▶ _WORK TO COMPLETE_: Search the data below for the string "JSON". Extract every line that contains it.

▶ _RECORDED INFORMATION_:
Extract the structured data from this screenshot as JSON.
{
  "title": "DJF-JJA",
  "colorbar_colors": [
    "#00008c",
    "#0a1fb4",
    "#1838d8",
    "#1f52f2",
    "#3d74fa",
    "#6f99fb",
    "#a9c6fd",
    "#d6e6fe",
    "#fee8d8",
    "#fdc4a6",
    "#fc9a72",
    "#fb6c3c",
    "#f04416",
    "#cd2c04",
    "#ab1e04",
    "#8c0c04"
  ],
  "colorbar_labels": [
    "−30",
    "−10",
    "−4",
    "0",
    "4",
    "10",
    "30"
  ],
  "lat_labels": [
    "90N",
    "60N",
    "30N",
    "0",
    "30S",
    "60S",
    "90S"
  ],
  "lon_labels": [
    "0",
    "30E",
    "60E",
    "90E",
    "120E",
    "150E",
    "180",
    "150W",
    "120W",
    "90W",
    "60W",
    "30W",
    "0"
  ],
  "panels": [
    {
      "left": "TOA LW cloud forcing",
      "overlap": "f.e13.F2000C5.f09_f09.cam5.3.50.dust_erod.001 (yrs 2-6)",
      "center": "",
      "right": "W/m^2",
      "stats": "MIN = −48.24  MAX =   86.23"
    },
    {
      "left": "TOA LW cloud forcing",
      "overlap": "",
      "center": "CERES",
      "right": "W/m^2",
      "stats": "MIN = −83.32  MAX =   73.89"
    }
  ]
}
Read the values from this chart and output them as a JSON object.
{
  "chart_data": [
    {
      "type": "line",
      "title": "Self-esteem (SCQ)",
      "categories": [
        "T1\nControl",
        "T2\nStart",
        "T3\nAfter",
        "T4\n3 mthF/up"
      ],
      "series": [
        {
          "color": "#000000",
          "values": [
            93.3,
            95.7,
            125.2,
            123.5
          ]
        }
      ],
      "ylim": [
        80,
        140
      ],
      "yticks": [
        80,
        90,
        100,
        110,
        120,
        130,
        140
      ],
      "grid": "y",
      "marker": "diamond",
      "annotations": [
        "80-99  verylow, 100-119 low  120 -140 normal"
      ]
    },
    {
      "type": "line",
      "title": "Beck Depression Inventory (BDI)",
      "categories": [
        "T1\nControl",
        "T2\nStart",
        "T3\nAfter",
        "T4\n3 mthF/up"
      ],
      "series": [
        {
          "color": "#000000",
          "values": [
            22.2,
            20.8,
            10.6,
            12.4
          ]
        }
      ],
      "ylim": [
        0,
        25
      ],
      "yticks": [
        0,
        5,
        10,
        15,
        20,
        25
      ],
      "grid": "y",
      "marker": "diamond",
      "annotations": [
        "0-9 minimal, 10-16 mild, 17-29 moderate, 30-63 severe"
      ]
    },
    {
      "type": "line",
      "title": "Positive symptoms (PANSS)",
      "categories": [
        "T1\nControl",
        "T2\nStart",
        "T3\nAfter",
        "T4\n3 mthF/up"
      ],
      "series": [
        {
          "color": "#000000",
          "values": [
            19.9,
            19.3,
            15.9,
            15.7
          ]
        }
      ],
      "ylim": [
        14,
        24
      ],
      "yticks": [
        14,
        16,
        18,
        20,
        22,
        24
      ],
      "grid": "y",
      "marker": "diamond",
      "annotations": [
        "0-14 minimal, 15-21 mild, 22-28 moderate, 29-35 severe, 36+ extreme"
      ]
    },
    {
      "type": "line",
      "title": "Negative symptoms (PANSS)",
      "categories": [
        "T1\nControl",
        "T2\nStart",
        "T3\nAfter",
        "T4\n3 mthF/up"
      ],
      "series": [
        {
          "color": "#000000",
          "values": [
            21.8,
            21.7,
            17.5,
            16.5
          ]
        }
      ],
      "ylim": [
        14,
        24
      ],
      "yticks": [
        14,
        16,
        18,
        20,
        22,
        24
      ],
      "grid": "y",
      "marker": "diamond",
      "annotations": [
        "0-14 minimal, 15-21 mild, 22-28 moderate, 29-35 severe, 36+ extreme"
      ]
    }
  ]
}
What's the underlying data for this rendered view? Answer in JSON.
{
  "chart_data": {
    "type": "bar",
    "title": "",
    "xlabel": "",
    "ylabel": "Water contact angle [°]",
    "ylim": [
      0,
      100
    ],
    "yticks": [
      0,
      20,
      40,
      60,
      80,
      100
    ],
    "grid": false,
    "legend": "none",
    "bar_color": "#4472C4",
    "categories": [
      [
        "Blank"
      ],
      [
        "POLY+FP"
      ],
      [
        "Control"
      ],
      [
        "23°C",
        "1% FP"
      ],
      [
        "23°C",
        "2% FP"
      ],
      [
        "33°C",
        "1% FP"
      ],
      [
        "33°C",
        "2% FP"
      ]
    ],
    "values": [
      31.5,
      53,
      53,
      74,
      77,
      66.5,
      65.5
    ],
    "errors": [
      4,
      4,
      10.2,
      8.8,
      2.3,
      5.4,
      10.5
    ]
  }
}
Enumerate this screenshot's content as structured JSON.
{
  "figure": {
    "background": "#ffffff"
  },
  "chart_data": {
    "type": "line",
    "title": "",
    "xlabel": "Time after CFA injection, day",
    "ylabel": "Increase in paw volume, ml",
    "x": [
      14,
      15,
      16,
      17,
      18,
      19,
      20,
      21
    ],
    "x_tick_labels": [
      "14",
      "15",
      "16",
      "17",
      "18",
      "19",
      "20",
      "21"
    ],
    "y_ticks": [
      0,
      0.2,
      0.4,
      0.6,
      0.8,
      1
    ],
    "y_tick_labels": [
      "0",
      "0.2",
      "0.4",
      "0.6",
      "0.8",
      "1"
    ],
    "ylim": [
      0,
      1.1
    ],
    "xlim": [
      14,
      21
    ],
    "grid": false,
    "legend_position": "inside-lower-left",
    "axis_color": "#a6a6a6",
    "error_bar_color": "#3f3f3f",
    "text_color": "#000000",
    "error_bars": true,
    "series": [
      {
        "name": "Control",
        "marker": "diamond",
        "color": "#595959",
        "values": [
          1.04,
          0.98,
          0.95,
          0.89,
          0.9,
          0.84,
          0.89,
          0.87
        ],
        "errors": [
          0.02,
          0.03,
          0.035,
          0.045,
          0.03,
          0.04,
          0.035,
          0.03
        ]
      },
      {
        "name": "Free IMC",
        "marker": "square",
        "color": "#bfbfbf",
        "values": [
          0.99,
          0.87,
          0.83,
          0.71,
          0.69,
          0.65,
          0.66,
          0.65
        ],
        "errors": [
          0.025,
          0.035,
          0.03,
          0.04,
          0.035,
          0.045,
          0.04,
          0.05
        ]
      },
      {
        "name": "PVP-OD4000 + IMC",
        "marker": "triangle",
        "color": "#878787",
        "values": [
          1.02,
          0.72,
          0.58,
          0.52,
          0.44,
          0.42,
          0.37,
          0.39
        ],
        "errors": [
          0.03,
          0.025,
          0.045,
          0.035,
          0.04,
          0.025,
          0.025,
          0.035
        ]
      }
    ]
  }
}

▶ _EXERCISE RESULT_:
Extract the structured data from this screenshot as JSON.
Read the values from this chart and output them as a JSON object.
What's the underlying data for this rendered view? Answer in JSON.
Enumerate this screenshot's content as structured JSON.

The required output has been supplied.